## MATERIAL SHOWN
——

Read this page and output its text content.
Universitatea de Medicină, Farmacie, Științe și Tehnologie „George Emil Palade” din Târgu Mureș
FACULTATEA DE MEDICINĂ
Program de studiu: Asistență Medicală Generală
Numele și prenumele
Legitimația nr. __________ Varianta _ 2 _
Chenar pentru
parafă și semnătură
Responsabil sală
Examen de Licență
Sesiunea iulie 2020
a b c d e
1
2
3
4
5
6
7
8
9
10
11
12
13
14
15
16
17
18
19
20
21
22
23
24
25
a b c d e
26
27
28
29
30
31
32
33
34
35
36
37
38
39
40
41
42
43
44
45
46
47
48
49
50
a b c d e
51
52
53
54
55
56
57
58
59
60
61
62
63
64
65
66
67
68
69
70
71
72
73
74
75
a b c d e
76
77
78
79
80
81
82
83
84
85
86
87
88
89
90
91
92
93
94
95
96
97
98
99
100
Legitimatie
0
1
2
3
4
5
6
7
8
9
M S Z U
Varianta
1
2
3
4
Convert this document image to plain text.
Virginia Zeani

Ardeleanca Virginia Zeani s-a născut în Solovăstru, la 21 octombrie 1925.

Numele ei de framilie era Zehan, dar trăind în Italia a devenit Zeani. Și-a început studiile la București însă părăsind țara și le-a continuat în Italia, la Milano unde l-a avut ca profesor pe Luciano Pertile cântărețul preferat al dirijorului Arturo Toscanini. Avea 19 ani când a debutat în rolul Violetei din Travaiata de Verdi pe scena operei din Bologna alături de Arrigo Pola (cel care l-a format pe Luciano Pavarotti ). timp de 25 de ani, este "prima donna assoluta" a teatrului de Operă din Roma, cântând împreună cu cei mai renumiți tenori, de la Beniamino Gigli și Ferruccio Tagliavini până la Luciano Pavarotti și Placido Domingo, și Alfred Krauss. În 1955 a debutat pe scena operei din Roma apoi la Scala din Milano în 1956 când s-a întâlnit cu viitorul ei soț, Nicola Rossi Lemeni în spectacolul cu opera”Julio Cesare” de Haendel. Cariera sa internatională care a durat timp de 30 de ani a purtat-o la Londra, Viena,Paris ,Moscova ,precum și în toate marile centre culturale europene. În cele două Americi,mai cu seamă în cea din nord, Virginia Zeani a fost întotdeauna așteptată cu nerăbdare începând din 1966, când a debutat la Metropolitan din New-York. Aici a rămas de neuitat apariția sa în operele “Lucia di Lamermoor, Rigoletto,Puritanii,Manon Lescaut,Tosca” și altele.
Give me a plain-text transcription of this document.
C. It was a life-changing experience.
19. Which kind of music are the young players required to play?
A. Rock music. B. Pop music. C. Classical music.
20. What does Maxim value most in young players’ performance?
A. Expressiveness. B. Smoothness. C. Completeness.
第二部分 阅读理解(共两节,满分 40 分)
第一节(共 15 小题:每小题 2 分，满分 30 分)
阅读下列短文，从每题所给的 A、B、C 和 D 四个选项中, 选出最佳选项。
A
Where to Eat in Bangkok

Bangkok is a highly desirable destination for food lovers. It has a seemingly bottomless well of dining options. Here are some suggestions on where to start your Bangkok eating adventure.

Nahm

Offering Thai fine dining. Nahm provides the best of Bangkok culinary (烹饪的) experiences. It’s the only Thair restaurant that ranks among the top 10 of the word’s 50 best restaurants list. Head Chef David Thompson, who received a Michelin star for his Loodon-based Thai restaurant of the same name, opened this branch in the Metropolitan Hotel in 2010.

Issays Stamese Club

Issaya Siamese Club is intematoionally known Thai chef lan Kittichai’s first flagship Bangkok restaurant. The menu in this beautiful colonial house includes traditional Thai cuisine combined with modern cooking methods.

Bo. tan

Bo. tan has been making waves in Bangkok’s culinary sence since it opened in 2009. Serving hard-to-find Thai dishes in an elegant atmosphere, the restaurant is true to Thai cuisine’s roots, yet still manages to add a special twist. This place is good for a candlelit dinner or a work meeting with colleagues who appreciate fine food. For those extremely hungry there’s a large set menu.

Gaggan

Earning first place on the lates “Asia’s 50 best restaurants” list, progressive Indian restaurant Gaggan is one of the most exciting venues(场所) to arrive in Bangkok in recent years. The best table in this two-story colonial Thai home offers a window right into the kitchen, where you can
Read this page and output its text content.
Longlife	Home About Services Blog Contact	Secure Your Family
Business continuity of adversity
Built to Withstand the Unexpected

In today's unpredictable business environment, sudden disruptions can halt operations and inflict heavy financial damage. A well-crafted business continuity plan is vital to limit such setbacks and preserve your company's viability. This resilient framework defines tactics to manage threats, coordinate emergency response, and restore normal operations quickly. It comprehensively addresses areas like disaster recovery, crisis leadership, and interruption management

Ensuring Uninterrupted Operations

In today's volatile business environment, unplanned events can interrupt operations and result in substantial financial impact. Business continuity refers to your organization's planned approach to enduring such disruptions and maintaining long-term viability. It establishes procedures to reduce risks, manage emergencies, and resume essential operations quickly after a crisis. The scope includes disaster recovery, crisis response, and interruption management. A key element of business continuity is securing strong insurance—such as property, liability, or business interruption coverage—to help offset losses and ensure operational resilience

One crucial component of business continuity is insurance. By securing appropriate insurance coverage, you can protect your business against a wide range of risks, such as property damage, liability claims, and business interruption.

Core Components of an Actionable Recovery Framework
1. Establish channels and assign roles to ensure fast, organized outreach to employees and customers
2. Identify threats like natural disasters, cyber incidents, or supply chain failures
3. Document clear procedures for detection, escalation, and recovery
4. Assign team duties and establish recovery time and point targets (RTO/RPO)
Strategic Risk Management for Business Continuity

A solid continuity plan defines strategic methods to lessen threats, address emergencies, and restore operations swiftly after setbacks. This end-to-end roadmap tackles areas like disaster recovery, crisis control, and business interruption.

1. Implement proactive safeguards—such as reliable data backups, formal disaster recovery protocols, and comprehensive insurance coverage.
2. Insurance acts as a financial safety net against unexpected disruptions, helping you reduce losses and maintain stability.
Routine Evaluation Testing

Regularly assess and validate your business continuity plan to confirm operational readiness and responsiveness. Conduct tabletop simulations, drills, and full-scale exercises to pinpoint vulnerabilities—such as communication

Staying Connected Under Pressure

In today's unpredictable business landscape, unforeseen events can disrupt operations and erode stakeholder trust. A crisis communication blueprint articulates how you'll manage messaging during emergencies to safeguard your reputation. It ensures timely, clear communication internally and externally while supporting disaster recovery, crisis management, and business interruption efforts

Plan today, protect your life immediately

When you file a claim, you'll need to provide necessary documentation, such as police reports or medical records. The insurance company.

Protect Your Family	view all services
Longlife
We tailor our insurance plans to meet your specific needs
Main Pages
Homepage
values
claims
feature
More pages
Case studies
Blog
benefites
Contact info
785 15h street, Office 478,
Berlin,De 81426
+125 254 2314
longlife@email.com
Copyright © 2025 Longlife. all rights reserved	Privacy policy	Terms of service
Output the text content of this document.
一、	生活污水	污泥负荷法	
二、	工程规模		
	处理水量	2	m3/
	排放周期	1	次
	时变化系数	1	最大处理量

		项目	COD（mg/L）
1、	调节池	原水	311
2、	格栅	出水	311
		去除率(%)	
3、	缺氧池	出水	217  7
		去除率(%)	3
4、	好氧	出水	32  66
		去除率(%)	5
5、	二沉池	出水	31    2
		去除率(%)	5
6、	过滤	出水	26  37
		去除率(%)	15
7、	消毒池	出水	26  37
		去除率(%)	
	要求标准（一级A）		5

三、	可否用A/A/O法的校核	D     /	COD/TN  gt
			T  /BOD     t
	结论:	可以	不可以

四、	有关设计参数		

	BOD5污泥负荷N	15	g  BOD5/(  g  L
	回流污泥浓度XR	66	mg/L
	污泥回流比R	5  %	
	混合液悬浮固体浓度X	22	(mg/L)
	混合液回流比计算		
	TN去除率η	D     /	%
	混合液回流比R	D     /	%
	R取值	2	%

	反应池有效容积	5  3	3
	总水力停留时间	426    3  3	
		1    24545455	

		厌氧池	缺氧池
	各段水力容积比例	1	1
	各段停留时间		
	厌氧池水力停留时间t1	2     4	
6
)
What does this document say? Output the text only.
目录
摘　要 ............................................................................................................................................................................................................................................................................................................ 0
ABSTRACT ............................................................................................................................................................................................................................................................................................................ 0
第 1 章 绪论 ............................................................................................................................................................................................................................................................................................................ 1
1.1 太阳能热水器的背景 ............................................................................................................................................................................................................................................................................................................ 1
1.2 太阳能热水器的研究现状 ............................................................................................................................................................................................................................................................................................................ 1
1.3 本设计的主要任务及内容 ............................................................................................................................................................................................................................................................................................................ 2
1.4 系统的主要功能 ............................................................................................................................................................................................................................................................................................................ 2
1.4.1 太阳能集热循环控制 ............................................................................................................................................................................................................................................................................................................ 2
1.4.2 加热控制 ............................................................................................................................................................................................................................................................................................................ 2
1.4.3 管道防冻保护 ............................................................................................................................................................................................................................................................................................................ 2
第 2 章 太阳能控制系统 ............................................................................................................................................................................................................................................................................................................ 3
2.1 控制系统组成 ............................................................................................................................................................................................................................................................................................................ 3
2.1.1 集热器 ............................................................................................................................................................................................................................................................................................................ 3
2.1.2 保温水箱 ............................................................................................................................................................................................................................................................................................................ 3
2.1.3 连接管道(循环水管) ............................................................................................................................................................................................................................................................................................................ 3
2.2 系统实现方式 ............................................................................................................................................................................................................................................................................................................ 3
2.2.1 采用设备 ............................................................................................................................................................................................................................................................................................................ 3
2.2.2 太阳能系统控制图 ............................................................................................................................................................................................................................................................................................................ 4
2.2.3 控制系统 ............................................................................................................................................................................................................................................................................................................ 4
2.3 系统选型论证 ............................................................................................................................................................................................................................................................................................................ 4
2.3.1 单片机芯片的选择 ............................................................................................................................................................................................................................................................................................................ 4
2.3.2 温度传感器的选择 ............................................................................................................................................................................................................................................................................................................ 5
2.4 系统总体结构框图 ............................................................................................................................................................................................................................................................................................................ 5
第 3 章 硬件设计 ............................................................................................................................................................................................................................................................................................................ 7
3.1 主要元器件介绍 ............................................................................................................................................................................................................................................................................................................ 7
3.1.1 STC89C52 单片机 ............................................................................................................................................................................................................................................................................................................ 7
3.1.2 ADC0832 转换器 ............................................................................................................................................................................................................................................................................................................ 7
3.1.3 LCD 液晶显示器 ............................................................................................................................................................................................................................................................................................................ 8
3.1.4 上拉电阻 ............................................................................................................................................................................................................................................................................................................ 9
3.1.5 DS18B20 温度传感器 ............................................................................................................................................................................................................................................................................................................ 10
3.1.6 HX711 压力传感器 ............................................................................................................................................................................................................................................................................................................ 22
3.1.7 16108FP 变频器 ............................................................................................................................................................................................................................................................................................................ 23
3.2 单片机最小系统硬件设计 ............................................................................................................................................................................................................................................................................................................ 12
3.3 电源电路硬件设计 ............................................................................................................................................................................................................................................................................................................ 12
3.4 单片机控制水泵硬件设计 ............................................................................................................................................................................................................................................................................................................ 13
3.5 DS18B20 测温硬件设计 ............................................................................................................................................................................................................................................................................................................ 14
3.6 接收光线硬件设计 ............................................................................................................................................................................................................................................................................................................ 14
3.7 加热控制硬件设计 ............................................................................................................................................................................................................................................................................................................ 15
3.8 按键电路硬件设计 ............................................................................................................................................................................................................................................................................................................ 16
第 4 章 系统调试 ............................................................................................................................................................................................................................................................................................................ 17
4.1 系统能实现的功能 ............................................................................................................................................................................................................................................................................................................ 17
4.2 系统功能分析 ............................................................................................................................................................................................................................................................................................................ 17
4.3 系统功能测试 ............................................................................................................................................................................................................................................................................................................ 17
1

——

Each line of the material that holds the string "does" counts once; give the total alone.

## RESULT OF THE TASK
2